- [Given exercise]
Your copy of the material must match it exactly, except that pictures are dropped.

#####

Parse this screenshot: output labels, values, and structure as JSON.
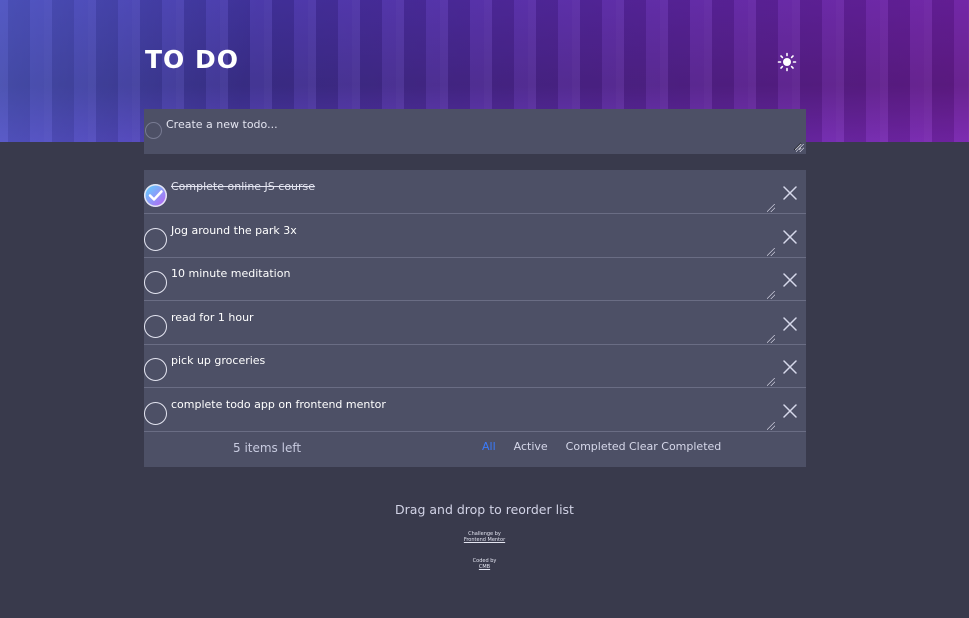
{
  "header": {
    "title": "TO DO",
    "theme_icon": "sun-icon"
  },
  "new_todo": {
    "placeholder": "Create a new todo..."
  },
  "todos": [
    {
      "text": "Complete online JS course",
      "completed": true
    },
    {
      "text": "Jog around the park 3x",
      "completed": false
    },
    {
      "text": "10 minute meditation",
      "completed": false
    },
    {
      "text": "read for 1 hour",
      "completed": false
    },
    {
      "text": "pick up groceries",
      "completed": false
    },
    {
      "text": "complete todo app on frontend mentor",
      "completed": false
    }
  ],
  "footer": {
    "items_left": "5 items left",
    "filters": [
      "All",
      "Active",
      "Completed"
    ],
    "active_filter": "All",
    "clear_completed": "Clear Completed"
  },
  "hint": "Drag and drop to reorder list",
  "attribution": {
    "challenge_by": "Challenge by",
    "challenge_link": "Frontend Mentor",
    "coded_by": "Coded by",
    "coder_link": "CMB"
  },
  "colors": {
    "background": "#393a4c",
    "panel": "#4d5066",
    "accent": "#3a7bfd",
    "check_gradient_start": "#57ddff",
    "check_gradient_end": "#c058f3"
  }
}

#####

- [Exercise response]
Parse this screenshot: output labels, values, and structure as JSON.
{
  "header": {
    "title": "TO DO",
    "theme_icon": "sun-icon"
  },
  "new_todo": {
    "placeholder": "Create a new todo..."
  },
  "todos": [
    {
      "text": "Complete online JS course",
      "completed": true
    },
    {
      "text": "Jog around the park 3x",
      "completed": false
    },
    {
      "text": "10 minute meditation",
      "completed": false
    },
    {
      "text": "read for 1 hour",
      "completed": false
    },
    {
      "text": "pick up groceries",
      "completed": false
    },
    {
      "text": "complete todo app on frontend mentor",
      "completed": false
    }
  ],
  "footer": {
    "items_left": "5 items left",
    "filters": [
      "All",
      "Active",
      "Completed"
    ],
    "active_filter": "All",
    "clear_completed": "Clear Completed"
  },
  "hint": "Drag and drop to reorder list",
  "attribution": {
    "challenge_by": "Challenge by",
    "challenge_link": "Frontend Mentor",
    "coded_by": "Coded by",
    "coder_link": "CMB"
  },
  "colors": {
    "background": "#393a4c",
    "panel": "#4d5066",
    "accent": "#3a7bfd",
    "check_gradient_start": "#57ddff",
    "check_gradient_end": "#c058f3"
  }
}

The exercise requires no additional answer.